**Objective**
Copy every line of the data in which the word "JSON" occurs.

________________

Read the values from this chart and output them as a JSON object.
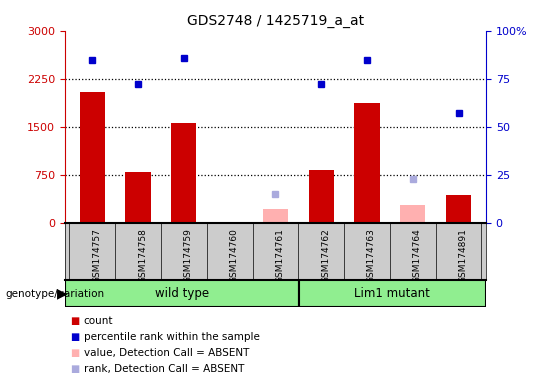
{
  "title": "GDS2748 / 1425719_a_at",
  "samples": [
    "GSM174757",
    "GSM174758",
    "GSM174759",
    "GSM174760",
    "GSM174761",
    "GSM174762",
    "GSM174763",
    "GSM174764",
    "GSM174891"
  ],
  "counts": [
    2050,
    800,
    1560,
    10,
    20,
    830,
    1870,
    20,
    430
  ],
  "percentile_ranks_pct": [
    85,
    72,
    86,
    null,
    null,
    72,
    85,
    null,
    57
  ],
  "absent_values": [
    null,
    null,
    null,
    null,
    215,
    null,
    null,
    280,
    null
  ],
  "absent_ranks_pct": [
    null,
    null,
    null,
    null,
    15,
    null,
    null,
    23,
    null
  ],
  "absent_count_values": [
    null,
    null,
    null,
    10,
    null,
    null,
    null,
    null,
    null
  ],
  "wild_type_count": 5,
  "lim1_mutant_count": 4,
  "ylim_left": [
    0,
    3000
  ],
  "ylim_right": [
    0,
    100
  ],
  "yticks_left": [
    0,
    750,
    1500,
    2250,
    3000
  ],
  "yticks_right": [
    0,
    25,
    50,
    75,
    100
  ],
  "left_color": "#CC0000",
  "right_color": "#0000CC",
  "bar_color": "#CC0000",
  "absent_bar_color": "#FFB0B0",
  "absent_rank_color": "#AAAADD",
  "bg_color": "#FFFFFF",
  "label_box_color": "#CCCCCC",
  "wild_type_color": "#90EE90",
  "lim1_color": "#90EE90",
  "legend_items": [
    {
      "label": "count",
      "color": "#CC0000"
    },
    {
      "label": "percentile rank within the sample",
      "color": "#0000CC"
    },
    {
      "label": "value, Detection Call = ABSENT",
      "color": "#FFB0B0"
    },
    {
      "label": "rank, Detection Call = ABSENT",
      "color": "#AAAADD"
    }
  ]
}
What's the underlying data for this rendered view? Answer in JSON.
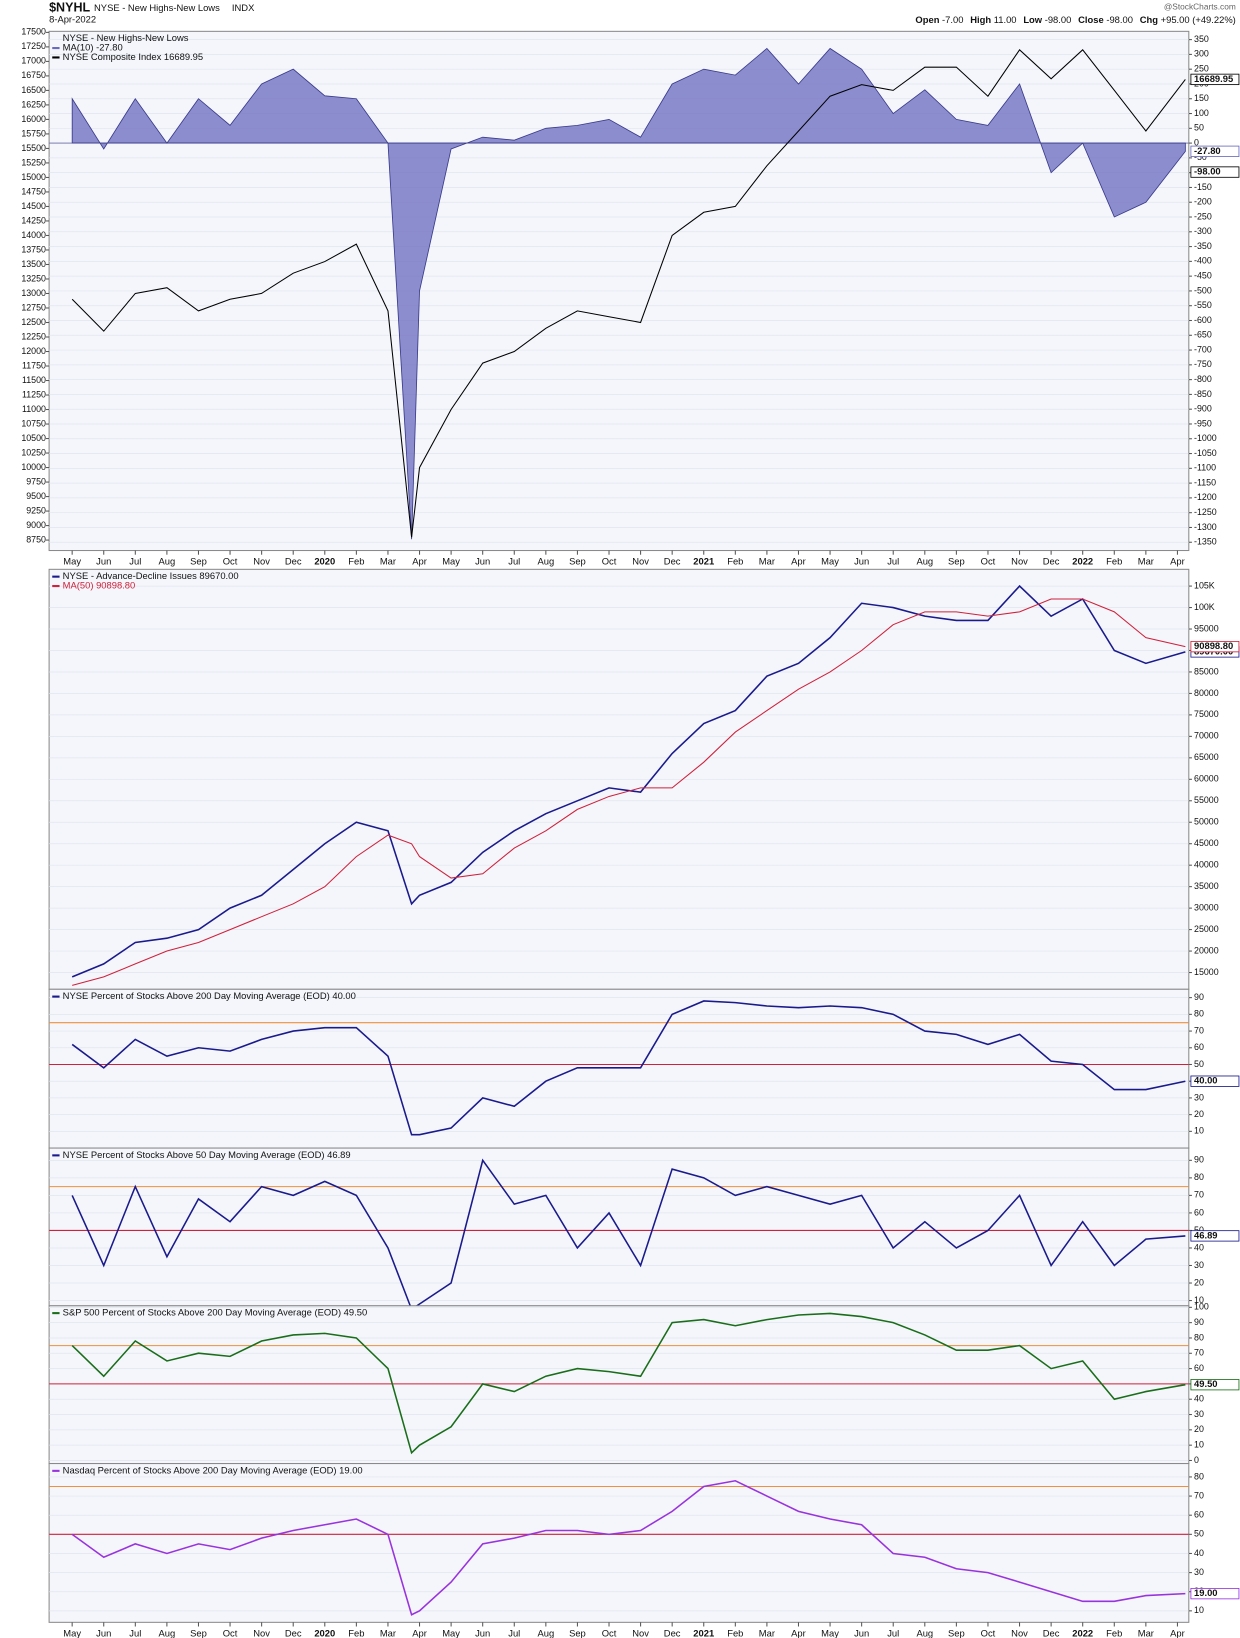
{
  "chart_data": [
    {
      "type": "area",
      "symbol": "$NYHL",
      "title": "NYSE - New Highs-New Lows",
      "subtitle": "INDX",
      "date": "8-Apr-2022",
      "source": "@StockCharts.com",
      "quote": [
        {
          "name": "Open",
          "value": -7,
          "text": "-7.00"
        },
        {
          "name": "High",
          "value": 11,
          "text": "11.00"
        },
        {
          "name": "Low",
          "value": -98,
          "text": "-98.00"
        },
        {
          "name": "Close",
          "value": -98,
          "text": "-98.00"
        },
        {
          "name": "Chg",
          "value": 95,
          "text": "+95.00 (+49.22%)"
        }
      ],
      "xlim": [
        -0.73,
        35.36
      ],
      "x": [
        0,
        1,
        2,
        3,
        4,
        5,
        6,
        7,
        8,
        9,
        10,
        10.75,
        11,
        12,
        13,
        14,
        15,
        16,
        17,
        18,
        19,
        20,
        21,
        22,
        23,
        24,
        25,
        26,
        27,
        28,
        29,
        30,
        31,
        32,
        33,
        34,
        35.25
      ],
      "xticks": [
        {
          "value": 0,
          "label": "May"
        },
        {
          "value": 1,
          "label": "Jun"
        },
        {
          "value": 2,
          "label": "Jul"
        },
        {
          "value": 3,
          "label": "Aug"
        },
        {
          "value": 4,
          "label": "Sep"
        },
        {
          "value": 5,
          "label": "Oct"
        },
        {
          "value": 6,
          "label": "Nov"
        },
        {
          "value": 7,
          "label": "Dec"
        },
        {
          "value": 8,
          "label": "2020"
        },
        {
          "value": 9,
          "label": "Feb"
        },
        {
          "value": 10,
          "label": "Mar"
        },
        {
          "value": 11,
          "label": "Apr"
        },
        {
          "value": 12,
          "label": "May"
        },
        {
          "value": 13,
          "label": "Jun"
        },
        {
          "value": 14,
          "label": "Jul"
        },
        {
          "value": 15,
          "label": "Aug"
        },
        {
          "value": 16,
          "label": "Sep"
        },
        {
          "value": 17,
          "label": "Oct"
        },
        {
          "value": 18,
          "label": "Nov"
        },
        {
          "value": 19,
          "label": "Dec"
        },
        {
          "value": 20,
          "label": "2021"
        },
        {
          "value": 21,
          "label": "Feb"
        },
        {
          "value": 22,
          "label": "Mar"
        },
        {
          "value": 23,
          "label": "Apr"
        },
        {
          "value": 24,
          "label": "May"
        },
        {
          "value": 25,
          "label": "Jun"
        },
        {
          "value": 26,
          "label": "Jul"
        },
        {
          "value": 27,
          "label": "Aug"
        },
        {
          "value": 28,
          "label": "Sep"
        },
        {
          "value": 29,
          "label": "Oct"
        },
        {
          "value": 30,
          "label": "Nov"
        },
        {
          "value": 31,
          "label": "Dec"
        },
        {
          "value": 32,
          "label": "2022"
        },
        {
          "value": 33,
          "label": "Feb"
        },
        {
          "value": 34,
          "label": "Mar"
        },
        {
          "value": 35,
          "label": "Apr"
        }
      ],
      "ylim": [
        -1378,
        378
      ],
      "yticks": [
        -1350,
        -1300,
        -1250,
        -1200,
        -1150,
        -1100,
        -1050,
        -1000,
        -950,
        -900,
        -850,
        -800,
        -750,
        -700,
        -650,
        -600,
        -550,
        -500,
        -450,
        -400,
        -350,
        -300,
        -250,
        -200,
        -150,
        -100,
        -50,
        0,
        50,
        100,
        150,
        200,
        250,
        300,
        350
      ],
      "y2lim": [
        8570,
        17518
      ],
      "y2ticks": [
        8750,
        9000,
        9250,
        9500,
        9750,
        10000,
        10250,
        10500,
        10750,
        11000,
        11250,
        11500,
        11750,
        12000,
        12250,
        12500,
        12750,
        13000,
        13250,
        13500,
        13750,
        14000,
        14250,
        14500,
        14750,
        15000,
        15250,
        15500,
        15750,
        16000,
        16250,
        16500,
        16750,
        17000,
        17250,
        17500
      ],
      "grid": true,
      "series": [
        {
          "name": "MA(10) -27.80",
          "type": "area",
          "color": "#6a6abf",
          "last_label": "-27.80",
          "values": [
            150,
            -20,
            150,
            0,
            150,
            60,
            200,
            250,
            160,
            150,
            0,
            -1340,
            -500,
            -20,
            20,
            10,
            50,
            60,
            80,
            20,
            200,
            250,
            230,
            320,
            200,
            320,
            250,
            100,
            180,
            80,
            60,
            200,
            -100,
            0,
            -250,
            -200,
            -27.8
          ]
        },
        {
          "name": "NYSE Composite Index 16689.95",
          "type": "line",
          "axis": "y2",
          "color": "#000000",
          "last_label": "16689.95",
          "values": [
            12900,
            12350,
            13000,
            13100,
            12700,
            12900,
            13000,
            13350,
            13550,
            13850,
            12700,
            8800,
            10000,
            11000,
            11800,
            12000,
            12400,
            12700,
            12600,
            12500,
            14000,
            14400,
            14500,
            15200,
            15800,
            16400,
            16600,
            16500,
            16900,
            16900,
            16400,
            17200,
            16700,
            17200,
            16500,
            15800,
            16689.95
          ]
        }
      ]
    },
    {
      "type": "line",
      "ylim": [
        11100,
        108900
      ],
      "yticks": [
        15000,
        20000,
        25000,
        30000,
        35000,
        40000,
        45000,
        50000,
        55000,
        60000,
        65000,
        70000,
        75000,
        80000,
        85000,
        90000,
        95000,
        {
          "value": 100000,
          "label": "100K"
        },
        {
          "value": 105000,
          "label": "105K"
        }
      ],
      "grid": true,
      "series": [
        {
          "name": "NYSE - Advance-Decline Issues 89670.00",
          "color": "#1a1a8c",
          "last_label": "89670.00",
          "values": [
            14000,
            17000,
            22000,
            23000,
            25000,
            30000,
            33000,
            39000,
            45000,
            50000,
            48000,
            31000,
            33000,
            36000,
            43000,
            48000,
            52000,
            55000,
            58000,
            57000,
            66000,
            73000,
            76000,
            84000,
            87000,
            93000,
            101000,
            100000,
            98000,
            97000,
            97000,
            105000,
            98000,
            102000,
            90000,
            87000,
            89670
          ]
        },
        {
          "name": "MA(50) 90898.80",
          "color": "#d0203a",
          "last_label": "90898.80",
          "values": [
            12000,
            14000,
            17000,
            20000,
            22000,
            25000,
            28000,
            31000,
            35000,
            42000,
            47000,
            45000,
            42000,
            37000,
            38000,
            44000,
            48000,
            53000,
            56000,
            58000,
            58000,
            64000,
            71000,
            76000,
            81000,
            85000,
            90000,
            96000,
            99000,
            99000,
            98000,
            99000,
            102000,
            102000,
            99000,
            93000,
            90898.8
          ]
        }
      ]
    },
    {
      "type": "line",
      "ylim": [
        0,
        95
      ],
      "yticks": [
        10,
        20,
        30,
        40,
        50,
        60,
        70,
        80,
        90
      ],
      "grid": true,
      "ref_lines": [
        {
          "value": 75,
          "color": "#f0903c"
        },
        {
          "value": 50,
          "color": "#d0203a"
        }
      ],
      "series": [
        {
          "name": "NYSE Percent of Stocks Above 200 Day Moving Average (EOD) 40.00",
          "color": "#1a1a8c",
          "last_label": "40.00",
          "values": [
            62,
            48,
            65,
            55,
            60,
            58,
            65,
            70,
            72,
            72,
            55,
            8,
            8,
            12,
            30,
            25,
            40,
            48,
            48,
            48,
            80,
            88,
            87,
            85,
            84,
            85,
            84,
            80,
            70,
            68,
            62,
            68,
            52,
            50,
            35,
            35,
            40
          ]
        }
      ]
    },
    {
      "type": "line",
      "ylim": [
        7,
        97
      ],
      "yticks": [
        10,
        20,
        30,
        40,
        50,
        60,
        70,
        80,
        90
      ],
      "grid": true,
      "ref_lines": [
        {
          "value": 75,
          "color": "#f0903c"
        },
        {
          "value": 50,
          "color": "#d0203a"
        }
      ],
      "series": [
        {
          "name": "NYSE Percent of Stocks Above 50 Day Moving Average (EOD) 46.89",
          "color": "#1a1a8c",
          "last_label": "46.89",
          "values": [
            70,
            30,
            75,
            35,
            68,
            55,
            75,
            70,
            78,
            70,
            40,
            5,
            8,
            20,
            90,
            65,
            70,
            40,
            60,
            30,
            85,
            80,
            70,
            75,
            70,
            65,
            70,
            40,
            55,
            40,
            50,
            70,
            30,
            55,
            30,
            45,
            46.89
          ]
        }
      ]
    },
    {
      "type": "line",
      "ylim": [
        -2,
        101
      ],
      "yticks": [
        0,
        10,
        20,
        30,
        40,
        50,
        60,
        70,
        80,
        90,
        100
      ],
      "grid": true,
      "ref_lines": [
        {
          "value": 75,
          "color": "#f0903c"
        },
        {
          "value": 50,
          "color": "#d0203a"
        }
      ],
      "series": [
        {
          "name": "S&P 500 Percent of Stocks Above 200 Day Moving Average (EOD) 49.50",
          "color": "#1a6e1a",
          "last_label": "49.50",
          "values": [
            75,
            55,
            78,
            65,
            70,
            68,
            78,
            82,
            83,
            80,
            60,
            5,
            10,
            22,
            50,
            45,
            55,
            60,
            58,
            55,
            90,
            92,
            88,
            92,
            95,
            96,
            94,
            90,
            82,
            72,
            72,
            75,
            60,
            65,
            40,
            45,
            49.5
          ]
        }
      ]
    },
    {
      "type": "line",
      "ylim": [
        4,
        87
      ],
      "yticks": [
        10,
        20,
        30,
        40,
        50,
        60,
        70,
        80
      ],
      "grid": true,
      "ref_lines": [
        {
          "value": 75,
          "color": "#f0903c"
        },
        {
          "value": 50,
          "color": "#d0203a"
        }
      ],
      "series": [
        {
          "name": "Nasdaq Percent of Stocks Above 200 Day Moving Average (EOD) 19.00",
          "color": "#9933dd",
          "last_label": "19.00",
          "values": [
            50,
            38,
            45,
            40,
            45,
            42,
            48,
            52,
            55,
            58,
            50,
            8,
            10,
            25,
            45,
            48,
            52,
            52,
            50,
            52,
            62,
            75,
            78,
            70,
            62,
            58,
            55,
            40,
            38,
            32,
            30,
            25,
            20,
            15,
            15,
            18,
            19
          ]
        }
      ]
    }
  ]
}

________________

**Response to the exercise**
Read the values from this chart and output them as a JSON object.
What's the underlying data for this rendered view? Answer in JSON.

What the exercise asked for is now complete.